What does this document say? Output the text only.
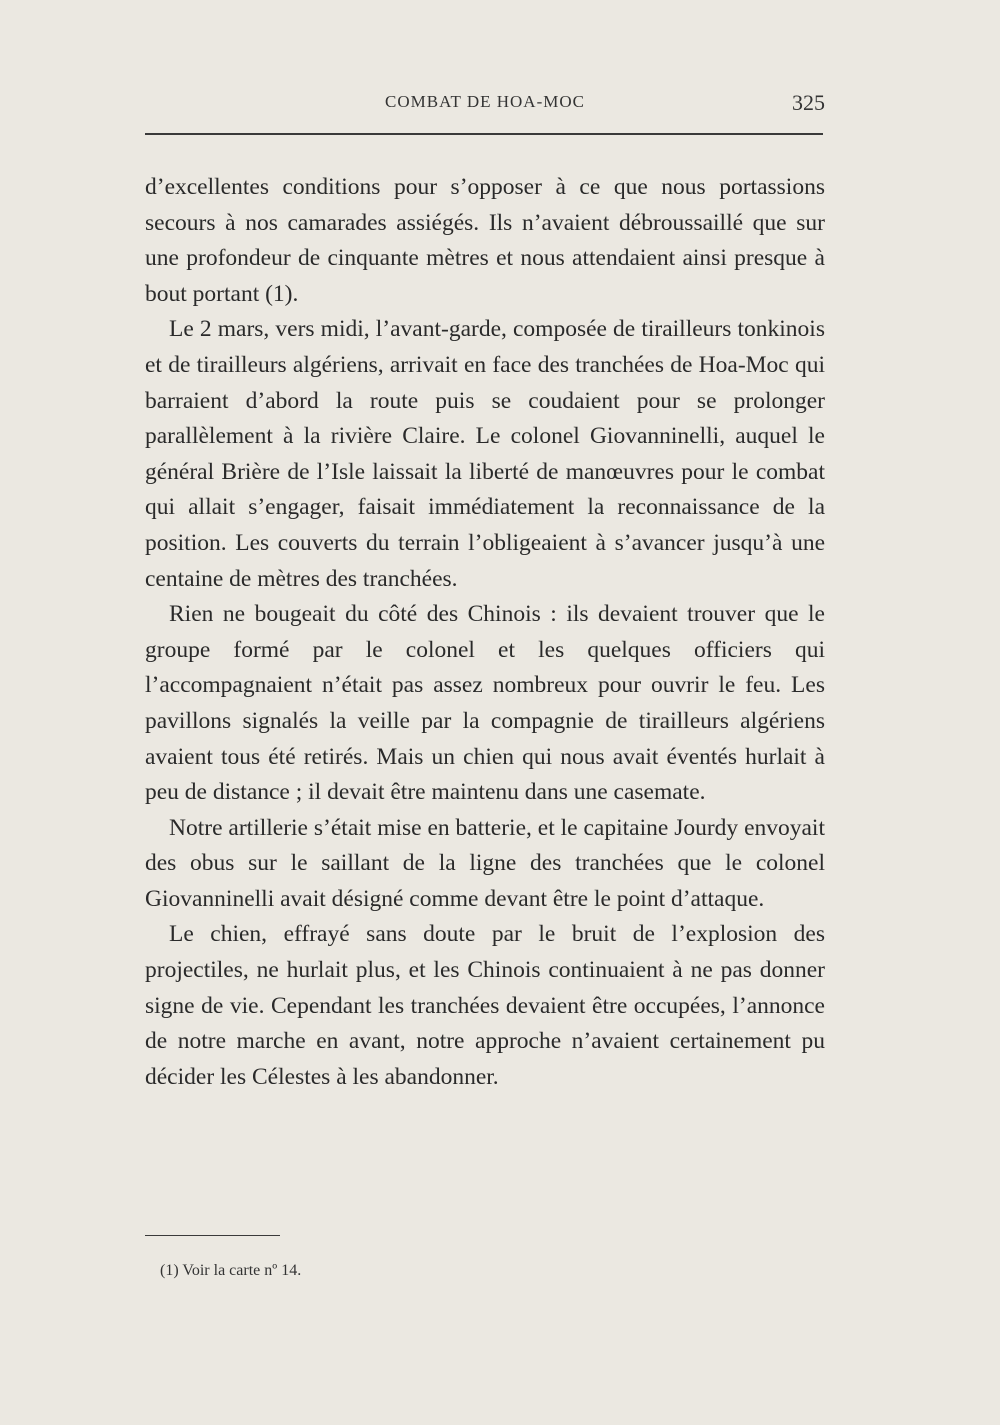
COMBAT DE HOA-MOC	325

d’excellentes conditions pour s’opposer à ce que nous portassions secours à nos camarades assiégés. Ils n’avaient débroussaillé que sur une profondeur de cinquante mètres et nous attendaient ainsi presque à bout portant (1).

Le 2 mars, vers midi, l’avant-garde, composée de tirailleurs tonkinois et de tirailleurs algériens, arrivait en face des tranchées de Hoa-Moc qui barraient d’abord la route puis se coudaient pour se prolonger parallèlement à la rivière Claire. Le colonel Giovanninelli, auquel le général Brière de l’Isle laissait la liberté de manœuvres pour le combat qui allait s’engager, faisait immédiatement la reconnaissance de la position. Les couverts du terrain l’obligeaient à s’avancer jusqu’à une centaine de mètres des tranchées.

Rien ne bougeait du côté des Chinois : ils devaient trouver que le groupe formé par le colonel et les quelques officiers qui l’accompagnaient n’était pas assez nombreux pour ouvrir le feu. Les pavillons signalés la veille par la compagnie de tirailleurs algériens avaient tous été retirés. Mais un chien qui nous avait éventés hurlait à peu de distance ; il devait être maintenu dans une casemate.

Notre artillerie s’était mise en batterie, et le capitaine Jourdy envoyait des obus sur le saillant de la ligne des tranchées que le colonel Giovanninelli avait désigné comme devant être le point d’attaque.

Le chien, effrayé sans doute par le bruit de l’explosion des projectiles, ne hurlait plus, et les Chinois continuaient à ne pas donner signe de vie. Cependant les tranchées devaient être occupées, l’annonce de notre marche en avant, notre approche n’avaient certainement pu décider les Célestes à les abandonner.

(1) Voir la carte nº 14.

TASK TO CARRY OUT
Each line with the string "était" in it needs to be found and copied.

COMPLETE RESPONSE
Rien ne bougeait du côté des Chinois : ils devaient trouver que le groupe formé par le colonel et les quelques officiers qui l’accompagnaient n’était pas assez nombreux pour ouvrir le feu. Les pavillons signalés la veille par la compagnie de tirailleurs algériens avaient tous été retirés. Mais un chien qui nous avait éventés hurlait à peu de distance ; il devait être maintenu dans une casemate.
Notre artillerie s’était mise en batterie, et le capitaine Jourdy envoyait des obus sur le saillant de la ligne des tranchées que le colonel Giovanninelli avait désigné comme devant être le point d’attaque.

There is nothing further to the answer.